- **Task statement**
Reproduce each line exactly. Skip none.

Data records:
--- Start ---
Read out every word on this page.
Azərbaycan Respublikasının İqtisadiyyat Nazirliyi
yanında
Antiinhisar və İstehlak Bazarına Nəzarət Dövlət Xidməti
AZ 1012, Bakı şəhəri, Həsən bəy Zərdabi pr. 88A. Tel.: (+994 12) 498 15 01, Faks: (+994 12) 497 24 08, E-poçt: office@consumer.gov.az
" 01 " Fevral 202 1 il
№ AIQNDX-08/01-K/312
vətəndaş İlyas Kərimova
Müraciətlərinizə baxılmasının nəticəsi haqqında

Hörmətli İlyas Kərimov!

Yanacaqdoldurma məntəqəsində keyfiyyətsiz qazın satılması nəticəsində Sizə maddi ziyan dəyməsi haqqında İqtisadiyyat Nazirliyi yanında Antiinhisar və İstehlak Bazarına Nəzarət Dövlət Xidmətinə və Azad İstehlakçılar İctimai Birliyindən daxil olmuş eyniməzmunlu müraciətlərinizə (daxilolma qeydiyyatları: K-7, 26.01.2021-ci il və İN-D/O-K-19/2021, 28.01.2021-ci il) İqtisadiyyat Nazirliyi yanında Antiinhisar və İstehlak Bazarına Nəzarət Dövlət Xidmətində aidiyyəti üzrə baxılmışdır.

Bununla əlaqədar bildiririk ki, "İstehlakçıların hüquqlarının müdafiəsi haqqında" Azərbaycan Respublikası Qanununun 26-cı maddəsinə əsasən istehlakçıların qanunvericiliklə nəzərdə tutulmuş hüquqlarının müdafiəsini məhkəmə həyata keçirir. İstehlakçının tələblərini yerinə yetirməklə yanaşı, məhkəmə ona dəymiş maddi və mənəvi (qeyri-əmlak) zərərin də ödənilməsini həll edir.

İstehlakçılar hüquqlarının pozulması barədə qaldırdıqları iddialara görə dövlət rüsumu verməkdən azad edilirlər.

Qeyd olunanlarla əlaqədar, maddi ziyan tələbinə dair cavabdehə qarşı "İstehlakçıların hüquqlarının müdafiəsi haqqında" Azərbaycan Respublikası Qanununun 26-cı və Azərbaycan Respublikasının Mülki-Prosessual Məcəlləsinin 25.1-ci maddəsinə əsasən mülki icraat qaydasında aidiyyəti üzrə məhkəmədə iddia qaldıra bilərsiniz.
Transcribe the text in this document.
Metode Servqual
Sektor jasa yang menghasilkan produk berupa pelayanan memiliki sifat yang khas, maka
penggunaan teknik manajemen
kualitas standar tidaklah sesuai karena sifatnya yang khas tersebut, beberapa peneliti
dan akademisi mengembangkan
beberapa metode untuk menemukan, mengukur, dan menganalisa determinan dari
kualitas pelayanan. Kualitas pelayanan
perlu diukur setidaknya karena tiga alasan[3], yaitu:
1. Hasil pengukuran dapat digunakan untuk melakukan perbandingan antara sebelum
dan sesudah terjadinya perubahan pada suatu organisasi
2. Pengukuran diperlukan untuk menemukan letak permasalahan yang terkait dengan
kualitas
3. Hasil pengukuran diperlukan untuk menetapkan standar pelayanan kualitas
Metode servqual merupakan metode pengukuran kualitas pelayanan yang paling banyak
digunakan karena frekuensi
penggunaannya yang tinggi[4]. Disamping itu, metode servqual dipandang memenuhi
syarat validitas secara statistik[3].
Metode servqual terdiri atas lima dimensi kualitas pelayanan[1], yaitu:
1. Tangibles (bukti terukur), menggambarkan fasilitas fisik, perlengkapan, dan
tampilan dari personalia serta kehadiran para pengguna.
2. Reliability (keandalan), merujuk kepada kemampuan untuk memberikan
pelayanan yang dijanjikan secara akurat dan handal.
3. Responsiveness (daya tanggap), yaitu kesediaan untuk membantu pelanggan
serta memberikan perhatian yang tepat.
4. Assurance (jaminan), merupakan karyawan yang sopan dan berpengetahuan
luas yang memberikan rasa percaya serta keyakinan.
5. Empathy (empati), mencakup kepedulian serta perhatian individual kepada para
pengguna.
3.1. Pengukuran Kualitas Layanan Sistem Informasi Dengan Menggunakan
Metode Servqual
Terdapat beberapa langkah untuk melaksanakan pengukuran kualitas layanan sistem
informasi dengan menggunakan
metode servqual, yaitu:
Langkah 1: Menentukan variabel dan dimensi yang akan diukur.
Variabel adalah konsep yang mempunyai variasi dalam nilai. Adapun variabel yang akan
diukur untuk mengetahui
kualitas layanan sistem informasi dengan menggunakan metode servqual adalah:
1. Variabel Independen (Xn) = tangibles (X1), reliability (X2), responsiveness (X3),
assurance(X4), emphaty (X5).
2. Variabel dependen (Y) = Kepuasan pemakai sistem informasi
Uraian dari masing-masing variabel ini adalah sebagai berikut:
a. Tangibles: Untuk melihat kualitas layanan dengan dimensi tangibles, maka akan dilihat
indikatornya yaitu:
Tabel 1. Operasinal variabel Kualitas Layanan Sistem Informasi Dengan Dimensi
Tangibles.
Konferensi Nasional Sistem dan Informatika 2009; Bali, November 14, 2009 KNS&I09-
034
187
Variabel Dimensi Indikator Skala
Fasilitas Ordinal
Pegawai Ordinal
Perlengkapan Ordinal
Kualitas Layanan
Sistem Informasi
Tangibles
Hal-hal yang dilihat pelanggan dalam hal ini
--- End ---
- **Written response**
Read out every word on this page.
Azərbaycan Respublikasının İqtisadiyyat Nazirliyi
yanında
Antiinhisar və İstehlak Bazarına Nəzarət Dövlət Xidməti
AZ 1012, Bakı şəhəri, Həsən bəy Zərdabi pr. 88A. Tel.: (+994 12) 498 15 01, Faks: (+994 12) 497 24 08, E-poçt: office@consumer.gov.az
" 01 " Fevral 202 1 il
№ AIQNDX-08/01-K/312
vətəndaş İlyas Kərimova
Müraciətlərinizə baxılmasının nəticəsi haqqında

Hörmətli İlyas Kərimov!

Yanacaqdoldurma məntəqəsində keyfiyyətsiz qazın satılması nəticəsində Sizə maddi ziyan dəyməsi haqqında İqtisadiyyat Nazirliyi yanında Antiinhisar və İstehlak Bazarına Nəzarət Dövlət Xidmətinə və Azad İstehlakçılar İctimai Birliyindən daxil olmuş eyniməzmunlu müraciətlərinizə (daxilolma qeydiyyatları: K-7, 26.01.2021-ci il və İN-D/O-K-19/2021, 28.01.2021-ci il) İqtisadiyyat Nazirliyi yanında Antiinhisar və İstehlak Bazarına Nəzarət Dövlət Xidmətində aidiyyəti üzrə baxılmışdır.

Bununla əlaqədar bildiririk ki, "İstehlakçıların hüquqlarının müdafiəsi haqqında" Azərbaycan Respublikası Qanununun 26-cı maddəsinə əsasən istehlakçıların qanunvericiliklə nəzərdə tutulmuş hüquqlarının müdafiəsini məhkəmə həyata keçirir. İstehlakçının tələblərini yerinə yetirməklə yanaşı, məhkəmə ona dəymiş maddi və mənəvi (qeyri-əmlak) zərərin də ödənilməsini həll edir.

İstehlakçılar hüquqlarının pozulması barədə qaldırdıqları iddialara görə dövlət rüsumu verməkdən azad edilirlər.

Qeyd olunanlarla əlaqədar, maddi ziyan tələbinə dair cavabdehə qarşı "İstehlakçıların hüquqlarının müdafiəsi haqqında" Azərbaycan Respublikası Qanununun 26-cı və Azərbaycan Respublikasının Mülki-Prosessual Məcəlləsinin 25.1-ci maddəsinə əsasən mülki icraat qaydasında aidiyyəti üzrə məhkəmədə iddia qaldıra bilərsiniz.
Transcribe the text in this document.
Metode Servqual
Sektor jasa yang menghasilkan produk berupa pelayanan memiliki sifat yang khas, maka
penggunaan teknik manajemen
kualitas standar tidaklah sesuai karena sifatnya yang khas tersebut, beberapa peneliti
dan akademisi mengembangkan
beberapa metode untuk menemukan, mengukur, dan menganalisa determinan dari
kualitas pelayanan. Kualitas pelayanan
perlu diukur setidaknya karena tiga alasan[3], yaitu:
1. Hasil pengukuran dapat digunakan untuk melakukan perbandingan antara sebelum
dan sesudah terjadinya perubahan pada suatu organisasi
2. Pengukuran diperlukan untuk menemukan letak permasalahan yang terkait dengan
kualitas
3. Hasil pengukuran diperlukan untuk menetapkan standar pelayanan kualitas
Metode servqual merupakan metode pengukuran kualitas pelayanan yang paling banyak
digunakan karena frekuensi
penggunaannya yang tinggi[4]. Disamping itu, metode servqual dipandang memenuhi
syarat validitas secara statistik[3].
Metode servqual terdiri atas lima dimensi kualitas pelayanan[1], yaitu:
1. Tangibles (bukti terukur), menggambarkan fasilitas fisik, perlengkapan, dan
tampilan dari personalia serta kehadiran para pengguna.
2. Reliability (keandalan), merujuk kepada kemampuan untuk memberikan
pelayanan yang dijanjikan secara akurat dan handal.
3. Responsiveness (daya tanggap), yaitu kesediaan untuk membantu pelanggan
serta memberikan perhatian yang tepat.
4. Assurance (jaminan), merupakan karyawan yang sopan dan berpengetahuan
luas yang memberikan rasa percaya serta keyakinan.
5. Empathy (empati), mencakup kepedulian serta perhatian individual kepada para
pengguna.
3.1. Pengukuran Kualitas Layanan Sistem Informasi Dengan Menggunakan
Metode Servqual
Terdapat beberapa langkah untuk melaksanakan pengukuran kualitas layanan sistem
informasi dengan menggunakan
metode servqual, yaitu:
Langkah 1: Menentukan variabel dan dimensi yang akan diukur.
Variabel adalah konsep yang mempunyai variasi dalam nilai. Adapun variabel yang akan
diukur untuk mengetahui
kualitas layanan sistem informasi dengan menggunakan metode servqual adalah:
1. Variabel Independen (Xn) = tangibles (X1), reliability (X2), responsiveness (X3),
assurance(X4), emphaty (X5).
2. Variabel dependen (Y) = Kepuasan pemakai sistem informasi
Uraian dari masing-masing variabel ini adalah sebagai berikut:
a. Tangibles: Untuk melihat kualitas layanan dengan dimensi tangibles, maka akan dilihat
indikatornya yaitu:
Tabel 1. Operasinal variabel Kualitas Layanan Sistem Informasi Dengan Dimensi
Tangibles.
Konferensi Nasional Sistem dan Informatika 2009; Bali, November 14, 2009 KNS&I09-
034
187
Variabel Dimensi Indikator Skala
Fasilitas Ordinal
Pegawai Ordinal
Perlengkapan Ordinal
Kualitas Layanan
Sistem Informasi
Tangibles
Hal-hal yang dilihat pelanggan dalam hal ini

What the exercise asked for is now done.